======== Texto da página ========

Do Porto Amboim para Luanda - Jovem é sequestrado por supostos passageiros na província do Kuanza-Sul
Daniel José Cafranca, solteiro de 29 anos de idade, residente no bairro dos Ramiros, KM 30, município de Belas província de Luanda, foi supostamente sequestrado por quatro elementos desconhecidos no município de Porto-Amboim, província do Kuanza Sul, no passado mês de Março. Até agora, não há pistas e a família está preocupada.
Por: Cambuta Vieira
Daniel exercia a profissão de viajante de longo curso, fazendo a rota Luanda- Porto Amboim, há alguns anos. Na manhã do dia 20 de Março, às 18 horas, a vítima se encontrava na província de Kuanza-Sul, mais precisamente no município de Porto-Amboim, num dos bares onde ficava sempre que se deslocasse àquela província.
Às 18 horas, apareceram dois jovens que lhe disseram que queriam ir para Luanda, na companhia de mais dois que, naquele instante, se encontravam na hospedaria, e que pagariam 10 mil Kwanzas cada. Para convencer o motorista, asseguraram que a bagagem seria paga à, acordo que foi aceite, contou a irmã Joana José.
Na mesmo dia, por volta das 19 horas, o pai ligou-lhe para saber onde estava, e ele disse que estava no rio Longa a jantar com os supostos passageiros, que estava tudo tranquilo e que o pai poderia ficar descansado, porque ele estava em direcção à Luanda.
"No dia seguinte, nós achamos estranho porque o telefone dele estava desligado, ele não tinha o hábito de ficar desconectado, em função do serviço que ele fazia", disse.

======== Dados registados ========

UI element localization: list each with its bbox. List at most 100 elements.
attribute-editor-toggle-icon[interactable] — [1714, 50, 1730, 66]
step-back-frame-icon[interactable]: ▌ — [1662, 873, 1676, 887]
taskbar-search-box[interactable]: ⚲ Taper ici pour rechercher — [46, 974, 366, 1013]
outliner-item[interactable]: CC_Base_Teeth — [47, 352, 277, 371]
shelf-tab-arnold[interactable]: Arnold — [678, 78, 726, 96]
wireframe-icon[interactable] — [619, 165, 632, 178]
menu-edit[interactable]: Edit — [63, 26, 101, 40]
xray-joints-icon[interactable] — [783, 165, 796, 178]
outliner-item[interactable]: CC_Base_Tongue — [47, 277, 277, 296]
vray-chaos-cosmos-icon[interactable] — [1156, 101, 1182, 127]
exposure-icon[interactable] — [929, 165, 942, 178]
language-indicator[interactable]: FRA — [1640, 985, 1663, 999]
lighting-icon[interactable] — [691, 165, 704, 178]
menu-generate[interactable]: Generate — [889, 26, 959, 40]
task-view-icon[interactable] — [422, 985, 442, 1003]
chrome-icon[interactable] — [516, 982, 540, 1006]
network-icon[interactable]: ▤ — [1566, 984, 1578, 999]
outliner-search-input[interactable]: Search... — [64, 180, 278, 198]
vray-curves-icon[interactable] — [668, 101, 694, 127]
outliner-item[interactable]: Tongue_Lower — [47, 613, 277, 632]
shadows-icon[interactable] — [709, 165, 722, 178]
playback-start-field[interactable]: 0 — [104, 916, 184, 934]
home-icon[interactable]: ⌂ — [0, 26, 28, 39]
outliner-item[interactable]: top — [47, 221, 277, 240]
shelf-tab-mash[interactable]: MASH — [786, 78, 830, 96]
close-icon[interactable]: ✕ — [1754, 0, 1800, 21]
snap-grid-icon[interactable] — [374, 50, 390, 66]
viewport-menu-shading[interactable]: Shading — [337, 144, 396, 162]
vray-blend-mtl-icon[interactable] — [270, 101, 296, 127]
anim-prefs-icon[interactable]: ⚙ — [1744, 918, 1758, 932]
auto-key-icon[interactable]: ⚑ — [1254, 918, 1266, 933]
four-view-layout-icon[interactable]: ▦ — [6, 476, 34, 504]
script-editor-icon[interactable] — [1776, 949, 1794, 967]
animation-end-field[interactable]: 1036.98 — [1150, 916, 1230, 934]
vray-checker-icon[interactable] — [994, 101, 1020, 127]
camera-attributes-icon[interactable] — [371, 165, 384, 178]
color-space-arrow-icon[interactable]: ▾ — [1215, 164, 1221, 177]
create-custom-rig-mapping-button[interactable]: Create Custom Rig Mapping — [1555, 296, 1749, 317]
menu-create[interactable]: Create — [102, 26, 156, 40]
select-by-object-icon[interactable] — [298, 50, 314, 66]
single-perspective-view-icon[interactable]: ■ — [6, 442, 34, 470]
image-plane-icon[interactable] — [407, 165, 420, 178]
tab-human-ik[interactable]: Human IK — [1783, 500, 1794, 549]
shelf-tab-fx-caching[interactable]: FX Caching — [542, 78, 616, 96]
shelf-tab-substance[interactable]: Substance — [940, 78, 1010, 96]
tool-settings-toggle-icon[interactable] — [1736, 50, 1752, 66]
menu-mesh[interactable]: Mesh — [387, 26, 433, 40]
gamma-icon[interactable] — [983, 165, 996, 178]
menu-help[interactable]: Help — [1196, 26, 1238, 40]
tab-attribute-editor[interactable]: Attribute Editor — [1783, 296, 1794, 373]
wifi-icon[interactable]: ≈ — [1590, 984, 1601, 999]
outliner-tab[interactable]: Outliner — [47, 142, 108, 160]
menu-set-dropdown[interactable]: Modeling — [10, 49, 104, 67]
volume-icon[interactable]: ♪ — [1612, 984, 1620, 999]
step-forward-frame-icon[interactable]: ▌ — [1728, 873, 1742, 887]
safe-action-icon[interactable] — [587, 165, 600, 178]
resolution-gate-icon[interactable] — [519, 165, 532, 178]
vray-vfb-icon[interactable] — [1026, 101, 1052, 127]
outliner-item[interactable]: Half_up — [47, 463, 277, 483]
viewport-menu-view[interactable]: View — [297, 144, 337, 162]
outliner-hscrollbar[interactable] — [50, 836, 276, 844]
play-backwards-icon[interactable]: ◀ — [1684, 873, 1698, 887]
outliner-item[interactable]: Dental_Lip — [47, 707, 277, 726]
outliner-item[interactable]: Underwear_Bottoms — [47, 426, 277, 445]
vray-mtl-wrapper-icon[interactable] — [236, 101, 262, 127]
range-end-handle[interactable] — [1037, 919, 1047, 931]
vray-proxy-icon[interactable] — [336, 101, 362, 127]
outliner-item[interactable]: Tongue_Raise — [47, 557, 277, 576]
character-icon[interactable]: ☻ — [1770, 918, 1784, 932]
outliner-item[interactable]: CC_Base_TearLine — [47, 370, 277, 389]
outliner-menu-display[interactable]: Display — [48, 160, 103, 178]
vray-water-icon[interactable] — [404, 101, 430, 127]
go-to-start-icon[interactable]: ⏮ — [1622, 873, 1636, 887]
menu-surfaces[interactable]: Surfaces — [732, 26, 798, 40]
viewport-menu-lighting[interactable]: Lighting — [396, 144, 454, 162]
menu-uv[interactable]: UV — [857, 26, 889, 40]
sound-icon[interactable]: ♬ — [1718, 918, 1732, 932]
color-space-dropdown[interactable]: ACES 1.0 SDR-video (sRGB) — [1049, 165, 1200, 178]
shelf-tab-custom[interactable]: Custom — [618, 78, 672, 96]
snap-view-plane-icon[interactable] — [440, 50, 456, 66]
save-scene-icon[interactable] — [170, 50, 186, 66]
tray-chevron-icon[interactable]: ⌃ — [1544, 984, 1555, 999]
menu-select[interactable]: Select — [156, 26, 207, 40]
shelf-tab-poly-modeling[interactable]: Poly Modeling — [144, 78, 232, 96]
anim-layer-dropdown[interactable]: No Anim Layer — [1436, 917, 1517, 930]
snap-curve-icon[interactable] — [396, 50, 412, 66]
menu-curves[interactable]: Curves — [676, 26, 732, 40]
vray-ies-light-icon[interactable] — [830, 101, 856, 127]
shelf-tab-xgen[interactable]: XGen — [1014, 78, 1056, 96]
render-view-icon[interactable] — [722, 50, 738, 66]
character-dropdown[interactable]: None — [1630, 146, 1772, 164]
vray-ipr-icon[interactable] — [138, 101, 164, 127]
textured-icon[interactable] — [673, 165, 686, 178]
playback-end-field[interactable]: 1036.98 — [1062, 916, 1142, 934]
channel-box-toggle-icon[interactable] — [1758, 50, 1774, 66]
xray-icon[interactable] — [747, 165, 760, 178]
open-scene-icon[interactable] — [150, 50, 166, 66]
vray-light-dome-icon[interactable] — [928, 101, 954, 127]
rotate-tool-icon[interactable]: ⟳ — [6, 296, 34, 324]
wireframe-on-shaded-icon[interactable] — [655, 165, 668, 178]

========

▸ Tarefas a fazer
(a) Indique todos os nomes de pessoas que aparecem na notícia sobre o sequestro.
(b) Prossiga a notícia sobre o sequestro de Daniel José Cafranca a partir da última frase.

▸ Respostas
(a) Daniel José Cafranca, Cambuta Vieira e Joana José.

(b)
Passadas 24 horas, o pai recebeu uma ligação a partir do telemóvel de Daniel, o jovem que estava em linha disse que era efectivo do Serviço de Investigação Criminal (SIC). Este informou ao pai que encontraram um corpo estendido no chão, junto havia um telemóvel, mas o carro tinha sido levado por supostos meliantes. Pediu à família que se deslocasse ao até ao Cabo- Ledo para tentar reconhecer o corpo.
"Até hoje, nós não sabemos o paradeiro do nosso irmão, a família já preocupada, o pai não consegue dormir " disse, acrescentando que foram para o Cabo Ledo, mas não encontraram o corpo e o seu telefone continuava desligado. “Já procuramos tanto nas morgues da província do Kuanza-Sul, mas sem êxito, viemos para Luanda, fomos até à morgue do hospital Maria Pia, na câmara número cinco, mas sem sucesso. Tudo o que nós queremos é que o nosso irmão apareça, não importa as circunstâncias", vincou.
Daniel José Cafranca conduzia um carro Suzuki, de cor cinzento com a chapa de matrícula LD - 29-97- GI.